Source records:
· · · ·
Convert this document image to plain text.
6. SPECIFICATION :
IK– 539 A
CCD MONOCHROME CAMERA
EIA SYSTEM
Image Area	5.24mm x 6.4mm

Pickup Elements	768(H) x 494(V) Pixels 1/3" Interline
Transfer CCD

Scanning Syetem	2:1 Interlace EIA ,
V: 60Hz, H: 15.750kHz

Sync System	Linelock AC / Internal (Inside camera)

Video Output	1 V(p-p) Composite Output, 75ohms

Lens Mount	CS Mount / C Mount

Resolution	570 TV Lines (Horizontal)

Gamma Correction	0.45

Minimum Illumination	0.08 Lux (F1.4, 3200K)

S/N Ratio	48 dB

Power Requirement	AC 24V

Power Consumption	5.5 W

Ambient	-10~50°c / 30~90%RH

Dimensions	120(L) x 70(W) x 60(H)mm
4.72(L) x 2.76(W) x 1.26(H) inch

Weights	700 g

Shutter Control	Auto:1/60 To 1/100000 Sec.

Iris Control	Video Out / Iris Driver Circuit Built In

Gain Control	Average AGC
· · · ·
**WHAT YOU SHOULD DO**. Nothing in the listing may be changed; retype it all exactly.

**SOLUTION BELOW**.
Convert this document image to plain text.
6. SPECIFICATION :
IK– 539 A
CCD MONOCHROME CAMERA
EIA SYSTEM
Image Area	5.24mm x 6.4mm

Pickup Elements	768(H) x 494(V) Pixels 1/3" Interline
Transfer CCD

Scanning Syetem	2:1 Interlace EIA ,
V: 60Hz, H: 15.750kHz

Sync System	Linelock AC / Internal (Inside camera)

Video Output	1 V(p-p) Composite Output, 75ohms

Lens Mount	CS Mount / C Mount

Resolution	570 TV Lines (Horizontal)

Gamma Correction	0.45

Minimum Illumination	0.08 Lux (F1.4, 3200K)

S/N Ratio	48 dB

Power Requirement	AC 24V

Power Consumption	5.5 W

Ambient	-10~50°c / 30~90%RH

Dimensions	120(L) x 70(W) x 60(H)mm
4.72(L) x 2.76(W) x 1.26(H) inch

Weights	700 g

Shutter Control	Auto:1/60 To 1/100000 Sec.

Iris Control	Video Out / Iris Driver Circuit Built In

Gain Control	Average AGC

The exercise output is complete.